YOUR TASK: Convert the lines from the start of the records through the line containing "panel-3-case-title-right: - FAMIPC5.ne120.ys.tau60m.02" into a JSON list of strings, with one string per line and blank lines omitted.

=====

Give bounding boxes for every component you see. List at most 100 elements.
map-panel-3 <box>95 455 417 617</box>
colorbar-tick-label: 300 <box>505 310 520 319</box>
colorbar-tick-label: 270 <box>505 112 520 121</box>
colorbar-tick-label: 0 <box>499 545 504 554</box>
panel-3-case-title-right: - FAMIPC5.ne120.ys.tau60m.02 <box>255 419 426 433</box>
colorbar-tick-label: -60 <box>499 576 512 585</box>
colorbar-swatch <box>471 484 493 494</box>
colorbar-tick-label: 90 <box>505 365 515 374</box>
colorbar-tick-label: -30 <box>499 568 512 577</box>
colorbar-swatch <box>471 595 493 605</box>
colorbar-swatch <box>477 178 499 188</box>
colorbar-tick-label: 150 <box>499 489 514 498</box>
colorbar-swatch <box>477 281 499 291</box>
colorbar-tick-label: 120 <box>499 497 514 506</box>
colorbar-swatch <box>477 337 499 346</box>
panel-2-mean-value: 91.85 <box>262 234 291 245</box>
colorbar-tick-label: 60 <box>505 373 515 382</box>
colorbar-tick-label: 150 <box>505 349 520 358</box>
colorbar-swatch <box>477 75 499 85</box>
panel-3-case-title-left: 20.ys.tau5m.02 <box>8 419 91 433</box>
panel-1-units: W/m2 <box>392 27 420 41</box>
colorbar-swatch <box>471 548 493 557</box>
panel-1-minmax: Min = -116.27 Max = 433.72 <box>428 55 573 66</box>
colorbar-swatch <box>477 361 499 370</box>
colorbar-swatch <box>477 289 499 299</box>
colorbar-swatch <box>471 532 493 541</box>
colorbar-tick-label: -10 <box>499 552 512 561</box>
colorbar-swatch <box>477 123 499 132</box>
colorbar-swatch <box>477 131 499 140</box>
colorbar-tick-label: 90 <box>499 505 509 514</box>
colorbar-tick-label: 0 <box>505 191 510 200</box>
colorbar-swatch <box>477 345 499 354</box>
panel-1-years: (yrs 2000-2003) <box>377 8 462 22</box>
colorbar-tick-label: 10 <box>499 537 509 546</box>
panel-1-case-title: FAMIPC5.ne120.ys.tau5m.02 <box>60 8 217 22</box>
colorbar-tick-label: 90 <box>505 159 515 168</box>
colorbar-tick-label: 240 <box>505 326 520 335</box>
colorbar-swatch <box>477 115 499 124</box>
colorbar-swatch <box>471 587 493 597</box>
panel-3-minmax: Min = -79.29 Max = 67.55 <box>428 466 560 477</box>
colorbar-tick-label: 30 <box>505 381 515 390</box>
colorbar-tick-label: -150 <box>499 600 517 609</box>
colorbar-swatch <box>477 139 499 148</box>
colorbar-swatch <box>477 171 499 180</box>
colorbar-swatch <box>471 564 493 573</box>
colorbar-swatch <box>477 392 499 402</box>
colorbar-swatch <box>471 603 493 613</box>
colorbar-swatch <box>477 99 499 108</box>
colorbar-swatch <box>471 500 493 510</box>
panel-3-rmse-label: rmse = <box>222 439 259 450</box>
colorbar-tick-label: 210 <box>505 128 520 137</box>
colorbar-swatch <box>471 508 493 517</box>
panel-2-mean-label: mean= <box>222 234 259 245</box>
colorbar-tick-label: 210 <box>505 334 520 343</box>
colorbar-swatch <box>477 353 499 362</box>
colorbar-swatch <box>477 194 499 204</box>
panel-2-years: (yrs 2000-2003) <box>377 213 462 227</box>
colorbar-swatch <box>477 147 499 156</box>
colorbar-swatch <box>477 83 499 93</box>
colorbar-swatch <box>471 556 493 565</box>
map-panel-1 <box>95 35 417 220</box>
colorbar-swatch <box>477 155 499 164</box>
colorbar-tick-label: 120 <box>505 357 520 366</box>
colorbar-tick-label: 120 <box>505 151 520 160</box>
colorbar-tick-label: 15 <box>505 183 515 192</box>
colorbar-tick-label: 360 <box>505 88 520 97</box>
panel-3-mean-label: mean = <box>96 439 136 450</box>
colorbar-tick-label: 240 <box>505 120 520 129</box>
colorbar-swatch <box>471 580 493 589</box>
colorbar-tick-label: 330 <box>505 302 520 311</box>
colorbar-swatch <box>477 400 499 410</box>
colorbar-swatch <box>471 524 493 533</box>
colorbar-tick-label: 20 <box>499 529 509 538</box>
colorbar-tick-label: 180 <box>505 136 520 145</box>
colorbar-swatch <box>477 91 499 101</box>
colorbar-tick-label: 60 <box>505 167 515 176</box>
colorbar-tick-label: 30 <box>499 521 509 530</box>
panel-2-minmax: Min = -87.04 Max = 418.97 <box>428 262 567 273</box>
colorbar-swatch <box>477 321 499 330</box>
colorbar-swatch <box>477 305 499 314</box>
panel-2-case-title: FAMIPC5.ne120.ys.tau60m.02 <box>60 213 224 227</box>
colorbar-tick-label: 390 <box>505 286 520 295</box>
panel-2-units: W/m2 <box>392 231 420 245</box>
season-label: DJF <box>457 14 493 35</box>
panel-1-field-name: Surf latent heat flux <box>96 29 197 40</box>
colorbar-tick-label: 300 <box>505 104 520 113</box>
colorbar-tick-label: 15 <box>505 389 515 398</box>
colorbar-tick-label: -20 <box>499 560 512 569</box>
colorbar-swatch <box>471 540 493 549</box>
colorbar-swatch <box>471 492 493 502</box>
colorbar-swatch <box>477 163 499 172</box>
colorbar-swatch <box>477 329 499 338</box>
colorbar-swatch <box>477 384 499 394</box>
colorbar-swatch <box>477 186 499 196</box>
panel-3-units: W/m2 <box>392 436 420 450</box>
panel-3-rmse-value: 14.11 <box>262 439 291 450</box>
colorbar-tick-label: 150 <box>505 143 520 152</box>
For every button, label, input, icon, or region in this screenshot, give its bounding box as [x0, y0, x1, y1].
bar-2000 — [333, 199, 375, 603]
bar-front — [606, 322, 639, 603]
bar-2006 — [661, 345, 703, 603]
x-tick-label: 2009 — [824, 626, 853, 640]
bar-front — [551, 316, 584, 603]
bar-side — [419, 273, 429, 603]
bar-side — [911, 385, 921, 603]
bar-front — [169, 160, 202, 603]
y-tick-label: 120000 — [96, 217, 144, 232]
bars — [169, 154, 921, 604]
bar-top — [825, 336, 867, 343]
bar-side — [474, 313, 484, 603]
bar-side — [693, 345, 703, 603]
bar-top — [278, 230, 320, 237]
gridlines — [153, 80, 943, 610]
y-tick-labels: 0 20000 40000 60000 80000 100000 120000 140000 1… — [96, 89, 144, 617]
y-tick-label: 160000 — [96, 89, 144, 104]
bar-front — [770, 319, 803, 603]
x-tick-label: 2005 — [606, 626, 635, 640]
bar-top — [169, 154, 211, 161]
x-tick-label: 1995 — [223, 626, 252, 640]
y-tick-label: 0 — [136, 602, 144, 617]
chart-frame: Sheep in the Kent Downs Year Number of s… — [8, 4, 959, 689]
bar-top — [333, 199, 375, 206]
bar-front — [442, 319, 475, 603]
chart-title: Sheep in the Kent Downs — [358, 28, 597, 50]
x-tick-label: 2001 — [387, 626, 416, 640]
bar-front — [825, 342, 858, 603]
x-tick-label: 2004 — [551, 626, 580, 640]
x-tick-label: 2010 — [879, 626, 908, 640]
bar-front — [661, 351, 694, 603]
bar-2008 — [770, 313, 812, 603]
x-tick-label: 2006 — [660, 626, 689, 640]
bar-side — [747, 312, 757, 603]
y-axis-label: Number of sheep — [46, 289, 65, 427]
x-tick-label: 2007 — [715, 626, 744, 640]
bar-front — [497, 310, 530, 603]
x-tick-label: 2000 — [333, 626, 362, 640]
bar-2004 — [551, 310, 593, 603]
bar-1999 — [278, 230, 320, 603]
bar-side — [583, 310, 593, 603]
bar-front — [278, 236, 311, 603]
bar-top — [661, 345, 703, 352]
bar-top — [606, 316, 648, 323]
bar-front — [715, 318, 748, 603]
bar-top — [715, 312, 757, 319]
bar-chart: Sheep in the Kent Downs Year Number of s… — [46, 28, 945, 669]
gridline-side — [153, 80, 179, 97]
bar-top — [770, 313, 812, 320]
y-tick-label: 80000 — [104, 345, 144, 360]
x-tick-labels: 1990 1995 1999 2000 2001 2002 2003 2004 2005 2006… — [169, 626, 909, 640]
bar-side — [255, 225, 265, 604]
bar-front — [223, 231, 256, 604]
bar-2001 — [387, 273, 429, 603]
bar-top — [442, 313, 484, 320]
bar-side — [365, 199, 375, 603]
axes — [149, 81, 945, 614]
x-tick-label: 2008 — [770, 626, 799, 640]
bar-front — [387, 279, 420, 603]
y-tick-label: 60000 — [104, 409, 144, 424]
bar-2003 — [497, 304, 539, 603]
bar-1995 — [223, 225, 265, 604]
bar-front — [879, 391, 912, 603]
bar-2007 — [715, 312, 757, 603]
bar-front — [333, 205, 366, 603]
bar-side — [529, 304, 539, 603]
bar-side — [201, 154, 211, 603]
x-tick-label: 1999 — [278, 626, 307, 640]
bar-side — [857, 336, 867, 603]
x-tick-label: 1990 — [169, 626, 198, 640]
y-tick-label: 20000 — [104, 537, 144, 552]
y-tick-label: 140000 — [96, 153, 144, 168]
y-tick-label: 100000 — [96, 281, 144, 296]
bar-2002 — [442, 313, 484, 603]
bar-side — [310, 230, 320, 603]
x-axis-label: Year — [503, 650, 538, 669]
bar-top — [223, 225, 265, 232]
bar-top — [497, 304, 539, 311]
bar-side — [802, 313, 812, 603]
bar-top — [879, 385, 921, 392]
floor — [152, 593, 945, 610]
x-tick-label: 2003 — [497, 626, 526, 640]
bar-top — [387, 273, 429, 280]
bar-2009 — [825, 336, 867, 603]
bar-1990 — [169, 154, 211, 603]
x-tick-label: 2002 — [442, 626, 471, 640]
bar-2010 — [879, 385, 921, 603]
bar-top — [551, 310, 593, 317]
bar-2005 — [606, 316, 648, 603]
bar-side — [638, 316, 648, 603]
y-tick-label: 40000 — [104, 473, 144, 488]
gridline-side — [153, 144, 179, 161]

=====

EXPECTED ANSWER:
[
  "Give bounding boxes for every component you see. List at most 100 elements.",
  "map-panel-3 <box>95 455 417 617</box>",
  "colorbar-tick-label: 300 <box>505 310 520 319</box>",
  "colorbar-tick-label: 270 <box>505 112 520 121</box>",
  "colorbar-tick-label: 0 <box>499 545 504 554</box>",
  "panel-3-case-title-right: - FAMIPC5.ne120.ys.tau60m.02 <box>255 419 426 433</box>"
]